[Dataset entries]
::::

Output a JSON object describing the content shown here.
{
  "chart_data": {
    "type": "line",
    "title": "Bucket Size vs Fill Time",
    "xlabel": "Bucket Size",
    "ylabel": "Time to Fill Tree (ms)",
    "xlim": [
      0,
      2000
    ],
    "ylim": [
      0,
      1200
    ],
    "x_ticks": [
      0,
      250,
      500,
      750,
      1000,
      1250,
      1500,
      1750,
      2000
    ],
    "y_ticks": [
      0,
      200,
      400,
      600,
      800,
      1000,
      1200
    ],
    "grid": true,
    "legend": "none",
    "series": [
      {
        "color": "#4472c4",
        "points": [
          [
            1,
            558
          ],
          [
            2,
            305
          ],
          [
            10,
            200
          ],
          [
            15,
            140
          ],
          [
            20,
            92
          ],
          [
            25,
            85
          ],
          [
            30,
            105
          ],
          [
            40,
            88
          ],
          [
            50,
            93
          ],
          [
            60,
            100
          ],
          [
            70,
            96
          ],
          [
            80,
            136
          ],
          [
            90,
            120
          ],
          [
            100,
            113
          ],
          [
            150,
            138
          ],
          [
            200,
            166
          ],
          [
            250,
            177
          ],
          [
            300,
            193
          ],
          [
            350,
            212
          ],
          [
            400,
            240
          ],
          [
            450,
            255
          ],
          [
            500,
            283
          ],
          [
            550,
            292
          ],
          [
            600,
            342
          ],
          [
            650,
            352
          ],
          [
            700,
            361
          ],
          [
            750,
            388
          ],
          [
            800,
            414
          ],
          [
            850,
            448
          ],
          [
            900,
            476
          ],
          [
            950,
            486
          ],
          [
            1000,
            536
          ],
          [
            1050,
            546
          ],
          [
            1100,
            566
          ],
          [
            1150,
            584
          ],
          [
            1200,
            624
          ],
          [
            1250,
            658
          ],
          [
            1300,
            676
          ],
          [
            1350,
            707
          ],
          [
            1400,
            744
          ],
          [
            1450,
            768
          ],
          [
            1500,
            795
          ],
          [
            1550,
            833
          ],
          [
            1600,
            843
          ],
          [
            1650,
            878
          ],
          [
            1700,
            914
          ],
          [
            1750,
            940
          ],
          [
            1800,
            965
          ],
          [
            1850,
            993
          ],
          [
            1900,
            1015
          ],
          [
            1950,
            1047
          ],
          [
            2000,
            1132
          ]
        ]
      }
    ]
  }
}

::::

→ DIRECTIONS FOR THIS TASK: Every line in the data above that contains "Size" needs to be copied.

→ ANSWER FOR THE TASK:
    "title": "Bucket Size vs Fill Time",
    "xlabel": "Bucket Size",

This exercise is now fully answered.